Below is a block of records; repeat all of them exactly.

▶ **EXCERPTED DATA**:
--- Start ---

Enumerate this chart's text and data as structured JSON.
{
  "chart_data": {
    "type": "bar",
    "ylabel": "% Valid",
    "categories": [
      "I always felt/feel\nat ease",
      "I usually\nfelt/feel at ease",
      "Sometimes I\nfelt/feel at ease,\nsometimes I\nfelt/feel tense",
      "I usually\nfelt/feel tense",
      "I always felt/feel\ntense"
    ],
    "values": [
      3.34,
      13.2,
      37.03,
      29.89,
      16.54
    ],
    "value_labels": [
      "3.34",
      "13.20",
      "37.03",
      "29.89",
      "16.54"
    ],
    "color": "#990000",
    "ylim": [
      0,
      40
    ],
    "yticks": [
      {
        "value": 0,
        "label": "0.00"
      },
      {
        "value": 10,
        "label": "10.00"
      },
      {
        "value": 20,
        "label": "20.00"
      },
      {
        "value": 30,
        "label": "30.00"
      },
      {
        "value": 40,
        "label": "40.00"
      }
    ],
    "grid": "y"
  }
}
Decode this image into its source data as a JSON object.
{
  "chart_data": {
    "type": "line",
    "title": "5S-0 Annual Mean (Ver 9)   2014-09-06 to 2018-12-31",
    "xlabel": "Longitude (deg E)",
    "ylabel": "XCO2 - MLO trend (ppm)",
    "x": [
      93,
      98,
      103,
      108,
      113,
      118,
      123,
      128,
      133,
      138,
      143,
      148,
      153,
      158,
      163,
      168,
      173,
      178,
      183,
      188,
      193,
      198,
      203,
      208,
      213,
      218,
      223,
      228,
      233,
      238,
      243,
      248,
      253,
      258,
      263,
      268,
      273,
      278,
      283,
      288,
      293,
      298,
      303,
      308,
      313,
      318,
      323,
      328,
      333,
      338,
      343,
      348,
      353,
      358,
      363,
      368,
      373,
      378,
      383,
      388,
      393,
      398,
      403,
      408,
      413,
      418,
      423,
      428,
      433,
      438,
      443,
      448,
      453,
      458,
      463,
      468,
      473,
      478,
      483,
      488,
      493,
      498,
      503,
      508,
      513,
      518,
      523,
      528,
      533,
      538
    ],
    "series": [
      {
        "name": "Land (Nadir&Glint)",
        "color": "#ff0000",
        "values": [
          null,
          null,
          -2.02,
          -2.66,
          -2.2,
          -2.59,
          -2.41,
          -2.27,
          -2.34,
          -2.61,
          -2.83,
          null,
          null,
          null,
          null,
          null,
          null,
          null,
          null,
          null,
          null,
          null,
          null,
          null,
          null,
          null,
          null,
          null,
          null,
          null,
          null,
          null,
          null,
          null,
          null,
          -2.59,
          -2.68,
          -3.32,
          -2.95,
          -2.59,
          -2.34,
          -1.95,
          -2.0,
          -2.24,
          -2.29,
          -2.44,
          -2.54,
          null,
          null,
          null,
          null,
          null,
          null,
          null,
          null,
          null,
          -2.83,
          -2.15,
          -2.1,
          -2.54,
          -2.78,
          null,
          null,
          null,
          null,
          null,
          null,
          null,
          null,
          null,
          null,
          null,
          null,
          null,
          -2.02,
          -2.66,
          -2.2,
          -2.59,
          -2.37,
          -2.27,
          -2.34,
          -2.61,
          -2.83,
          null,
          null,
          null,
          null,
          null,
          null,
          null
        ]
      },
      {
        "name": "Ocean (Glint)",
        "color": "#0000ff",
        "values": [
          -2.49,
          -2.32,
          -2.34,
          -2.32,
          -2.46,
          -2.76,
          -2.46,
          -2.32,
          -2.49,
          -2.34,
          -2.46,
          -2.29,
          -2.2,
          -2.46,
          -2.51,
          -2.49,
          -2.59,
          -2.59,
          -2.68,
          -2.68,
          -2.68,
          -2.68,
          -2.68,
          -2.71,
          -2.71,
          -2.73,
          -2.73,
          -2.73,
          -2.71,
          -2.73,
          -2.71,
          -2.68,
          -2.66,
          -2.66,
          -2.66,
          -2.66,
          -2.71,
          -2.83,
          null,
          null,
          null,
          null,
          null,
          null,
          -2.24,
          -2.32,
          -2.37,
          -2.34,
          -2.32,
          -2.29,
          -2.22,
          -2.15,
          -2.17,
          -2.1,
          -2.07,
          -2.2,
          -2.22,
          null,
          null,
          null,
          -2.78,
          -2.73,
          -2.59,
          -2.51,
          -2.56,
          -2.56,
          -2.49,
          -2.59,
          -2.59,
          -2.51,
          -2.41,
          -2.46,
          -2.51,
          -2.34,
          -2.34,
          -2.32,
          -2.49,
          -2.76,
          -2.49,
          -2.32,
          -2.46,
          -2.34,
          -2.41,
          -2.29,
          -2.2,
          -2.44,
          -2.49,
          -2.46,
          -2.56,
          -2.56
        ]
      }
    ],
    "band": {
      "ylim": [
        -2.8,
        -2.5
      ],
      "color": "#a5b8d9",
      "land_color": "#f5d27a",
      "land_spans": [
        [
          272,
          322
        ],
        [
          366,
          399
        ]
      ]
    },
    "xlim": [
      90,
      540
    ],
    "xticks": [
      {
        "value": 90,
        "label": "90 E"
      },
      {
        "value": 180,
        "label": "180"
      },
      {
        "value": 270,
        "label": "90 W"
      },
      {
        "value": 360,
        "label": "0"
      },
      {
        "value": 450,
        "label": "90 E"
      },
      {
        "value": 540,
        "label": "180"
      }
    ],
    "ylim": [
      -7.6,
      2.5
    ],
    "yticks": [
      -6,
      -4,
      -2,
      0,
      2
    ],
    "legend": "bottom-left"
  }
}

--- End ---

▶ **CORRECT OUTPUT**:
Enumerate this chart's text and data as structured JSON.
{
  "chart_data": {
    "type": "bar",
    "ylabel": "% Valid",
    "categories": [
      "I always felt/feel\nat ease",
      "I usually\nfelt/feel at ease",
      "Sometimes I\nfelt/feel at ease,\nsometimes I\nfelt/feel tense",
      "I usually\nfelt/feel tense",
      "I always felt/feel\ntense"
    ],
    "values": [
      3.34,
      13.2,
      37.03,
      29.89,
      16.54
    ],
    "value_labels": [
      "3.34",
      "13.20",
      "37.03",
      "29.89",
      "16.54"
    ],
    "color": "#990000",
    "ylim": [
      0,
      40
    ],
    "yticks": [
      {
        "value": 0,
        "label": "0.00"
      },
      {
        "value": 10,
        "label": "10.00"
      },
      {
        "value": 20,
        "label": "20.00"
      },
      {
        "value": 30,
        "label": "30.00"
      },
      {
        "value": 40,
        "label": "40.00"
      }
    ],
    "grid": "y"
  }
}
Decode this image into its source data as a JSON object.
{
  "chart_data": {
    "type": "line",
    "title": "5S-0 Annual Mean (Ver 9)   2014-09-06 to 2018-12-31",
    "xlabel": "Longitude (deg E)",
    "ylabel": "XCO2 - MLO trend (ppm)",
    "x": [
      93,
      98,
      103,
      108,
      113,
      118,
      123,
      128,
      133,
      138,
      143,
      148,
      153,
      158,
      163,
      168,
      173,
      178,
      183,
      188,
      193,
      198,
      203,
      208,
      213,
      218,
      223,
      228,
      233,
      238,
      243,
      248,
      253,
      258,
      263,
      268,
      273,
      278,
      283,
      288,
      293,
      298,
      303,
      308,
      313,
      318,
      323,
      328,
      333,
      338,
      343,
      348,
      353,
      358,
      363,
      368,
      373,
      378,
      383,
      388,
      393,
      398,
      403,
      408,
      413,
      418,
      423,
      428,
      433,
      438,
      443,
      448,
      453,
      458,
      463,
      468,
      473,
      478,
      483,
      488,
      493,
      498,
      503,
      508,
      513,
      518,
      523,
      528,
      533,
      538
    ],
    "series": [
      {
        "name": "Land (Nadir&Glint)",
        "color": "#ff0000",
        "values": [
          null,
          null,
          -2.02,
          -2.66,
          -2.2,
          -2.59,
          -2.41,
          -2.27,
          -2.34,
          -2.61,
          -2.83,
          null,
          null,
          null,
          null,
          null,
          null,
          null,
          null,
          null,
          null,
          null,
          null,
          null,
          null,
          null,
          null,
          null,
          null,
          null,
          null,
          null,
          null,
          null,
          null,
          -2.59,
          -2.68,
          -3.32,
          -2.95,
          -2.59,
          -2.34,
          -1.95,
          -2.0,
          -2.24,
          -2.29,
          -2.44,
          -2.54,
          null,
          null,
          null,
          null,
          null,
          null,
          null,
          null,
          null,
          -2.83,
          -2.15,
          -2.1,
          -2.54,
          -2.78,
          null,
          null,
          null,
          null,
          null,
          null,
          null,
          null,
          null,
          null,
          null,
          null,
          null,
          -2.02,
          -2.66,
          -2.2,
          -2.59,
          -2.37,
          -2.27,
          -2.34,
          -2.61,
          -2.83,
          null,
          null,
          null,
          null,
          null,
          null,
          null
        ]
      },
      {
        "name": "Ocean (Glint)",
        "color": "#0000ff",
        "values": [
          -2.49,
          -2.32,
          -2.34,
          -2.32,
          -2.46,
          -2.76,
          -2.46,
          -2.32,
          -2.49,
          -2.34,
          -2.46,
          -2.29,
          -2.2,
          -2.46,
          -2.51,
          -2.49,
          -2.59,
          -2.59,
          -2.68,
          -2.68,
          -2.68,
          -2.68,
          -2.68,
          -2.71,
          -2.71,
          -2.73,
          -2.73,
          -2.73,
          -2.71,
          -2.73,
          -2.71,
          -2.68,
          -2.66,
          -2.66,
          -2.66,
          -2.66,
          -2.71,
          -2.83,
          null,
          null,
          null,
          null,
          null,
          null,
          -2.24,
          -2.32,
          -2.37,
          -2.34,
          -2.32,
          -2.29,
          -2.22,
          -2.15,
          -2.17,
          -2.1,
          -2.07,
          -2.2,
          -2.22,
          null,
          null,
          null,
          -2.78,
          -2.73,
          -2.59,
          -2.51,
          -2.56,
          -2.56,
          -2.49,
          -2.59,
          -2.59,
          -2.51,
          -2.41,
          -2.46,
          -2.51,
          -2.34,
          -2.34,
          -2.32,
          -2.49,
          -2.76,
          -2.49,
          -2.32,
          -2.46,
          -2.34,
          -2.41,
          -2.29,
          -2.2,
          -2.44,
          -2.49,
          -2.46,
          -2.56,
          -2.56
        ]
      }
    ],
    "band": {
      "ylim": [
        -2.8,
        -2.5
      ],
      "color": "#a5b8d9",
      "land_color": "#f5d27a",
      "land_spans": [
        [
          272,
          322
        ],
        [
          366,
          399
        ]
      ]
    },
    "xlim": [
      90,
      540
    ],
    "xticks": [
      {
        "value": 90,
        "label": "90 E"
      },
      {
        "value": 180,
        "label": "180"
      },
      {
        "value": 270,
        "label": "90 W"
      },
      {
        "value": 360,
        "label": "0"
      },
      {
        "value": 450,
        "label": "90 E"
      },
      {
        "value": 540,
        "label": "180"
      }
    ],
    "ylim": [
      -7.6,
      2.5
    ],
    "yticks": [
      -6,
      -4,
      -2,
      0,
      2
    ],
    "legend": "bottom-left"
  }
}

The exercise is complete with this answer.